**TASK INSTRUCTIONS**
Count how many lines of the material contain the string "Kumar", then give that number and nothing more.

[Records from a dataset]
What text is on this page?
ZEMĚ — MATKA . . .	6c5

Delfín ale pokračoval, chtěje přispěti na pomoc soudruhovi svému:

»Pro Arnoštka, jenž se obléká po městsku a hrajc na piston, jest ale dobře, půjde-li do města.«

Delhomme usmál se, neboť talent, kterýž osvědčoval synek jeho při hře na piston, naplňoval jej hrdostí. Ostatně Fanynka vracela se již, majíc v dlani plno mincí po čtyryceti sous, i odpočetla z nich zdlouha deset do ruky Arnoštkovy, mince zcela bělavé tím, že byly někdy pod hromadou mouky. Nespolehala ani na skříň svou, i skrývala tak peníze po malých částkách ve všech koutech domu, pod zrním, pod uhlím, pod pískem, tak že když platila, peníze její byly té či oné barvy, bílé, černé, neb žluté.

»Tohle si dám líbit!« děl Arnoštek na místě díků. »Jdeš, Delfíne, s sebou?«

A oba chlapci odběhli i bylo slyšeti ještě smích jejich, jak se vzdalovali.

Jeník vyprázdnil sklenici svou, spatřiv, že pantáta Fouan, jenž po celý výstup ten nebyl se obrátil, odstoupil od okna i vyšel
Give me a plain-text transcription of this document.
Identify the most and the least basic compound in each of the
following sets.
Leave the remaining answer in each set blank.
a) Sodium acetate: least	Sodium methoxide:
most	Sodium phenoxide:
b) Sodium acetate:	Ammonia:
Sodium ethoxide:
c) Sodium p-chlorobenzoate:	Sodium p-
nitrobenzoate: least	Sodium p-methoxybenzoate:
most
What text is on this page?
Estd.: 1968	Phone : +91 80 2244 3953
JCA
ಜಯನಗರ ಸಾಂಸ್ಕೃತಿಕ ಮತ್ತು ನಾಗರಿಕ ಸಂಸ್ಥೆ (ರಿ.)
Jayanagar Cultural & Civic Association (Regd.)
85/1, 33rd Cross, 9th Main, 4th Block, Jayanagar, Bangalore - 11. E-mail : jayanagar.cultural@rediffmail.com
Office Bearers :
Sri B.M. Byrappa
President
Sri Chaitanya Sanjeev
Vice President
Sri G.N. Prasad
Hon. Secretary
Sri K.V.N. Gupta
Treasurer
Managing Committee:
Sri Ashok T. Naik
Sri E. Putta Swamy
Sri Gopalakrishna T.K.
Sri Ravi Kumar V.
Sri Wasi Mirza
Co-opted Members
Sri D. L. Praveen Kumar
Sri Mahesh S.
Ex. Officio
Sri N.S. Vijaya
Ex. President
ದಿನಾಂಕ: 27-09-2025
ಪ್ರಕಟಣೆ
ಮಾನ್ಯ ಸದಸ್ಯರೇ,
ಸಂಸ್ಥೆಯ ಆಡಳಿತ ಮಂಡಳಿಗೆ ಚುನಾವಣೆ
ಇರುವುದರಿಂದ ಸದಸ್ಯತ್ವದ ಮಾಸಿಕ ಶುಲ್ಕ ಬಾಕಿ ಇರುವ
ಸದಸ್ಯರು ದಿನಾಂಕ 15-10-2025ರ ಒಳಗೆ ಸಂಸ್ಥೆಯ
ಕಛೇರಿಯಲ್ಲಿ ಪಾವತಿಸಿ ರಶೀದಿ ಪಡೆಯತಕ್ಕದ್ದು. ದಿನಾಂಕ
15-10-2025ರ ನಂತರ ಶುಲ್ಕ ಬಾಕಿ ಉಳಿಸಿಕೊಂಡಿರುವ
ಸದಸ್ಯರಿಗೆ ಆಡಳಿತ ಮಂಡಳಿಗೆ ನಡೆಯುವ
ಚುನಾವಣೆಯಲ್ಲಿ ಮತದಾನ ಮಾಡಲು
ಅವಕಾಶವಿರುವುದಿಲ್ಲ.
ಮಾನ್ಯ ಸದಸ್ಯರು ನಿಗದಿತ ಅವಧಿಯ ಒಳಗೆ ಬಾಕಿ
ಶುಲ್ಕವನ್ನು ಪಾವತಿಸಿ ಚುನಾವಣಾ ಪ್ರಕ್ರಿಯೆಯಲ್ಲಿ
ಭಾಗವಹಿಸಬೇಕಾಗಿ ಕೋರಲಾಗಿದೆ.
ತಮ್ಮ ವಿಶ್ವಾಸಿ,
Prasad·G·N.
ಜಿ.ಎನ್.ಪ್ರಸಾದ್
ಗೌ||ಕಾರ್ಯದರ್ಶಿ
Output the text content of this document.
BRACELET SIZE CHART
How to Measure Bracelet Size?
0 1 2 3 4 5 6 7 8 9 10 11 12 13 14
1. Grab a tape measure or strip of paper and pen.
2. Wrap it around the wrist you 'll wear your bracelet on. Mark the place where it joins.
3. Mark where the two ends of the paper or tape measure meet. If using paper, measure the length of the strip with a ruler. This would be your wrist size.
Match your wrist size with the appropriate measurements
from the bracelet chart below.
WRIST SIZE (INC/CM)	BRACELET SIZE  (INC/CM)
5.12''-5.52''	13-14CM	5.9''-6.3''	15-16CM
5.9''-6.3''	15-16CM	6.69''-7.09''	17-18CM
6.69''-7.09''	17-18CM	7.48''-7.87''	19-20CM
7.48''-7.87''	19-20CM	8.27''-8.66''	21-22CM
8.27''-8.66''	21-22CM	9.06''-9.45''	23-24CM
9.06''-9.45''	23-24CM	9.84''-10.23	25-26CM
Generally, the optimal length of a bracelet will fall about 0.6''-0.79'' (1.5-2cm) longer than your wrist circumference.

**ANSWER FOR THE TASK**
2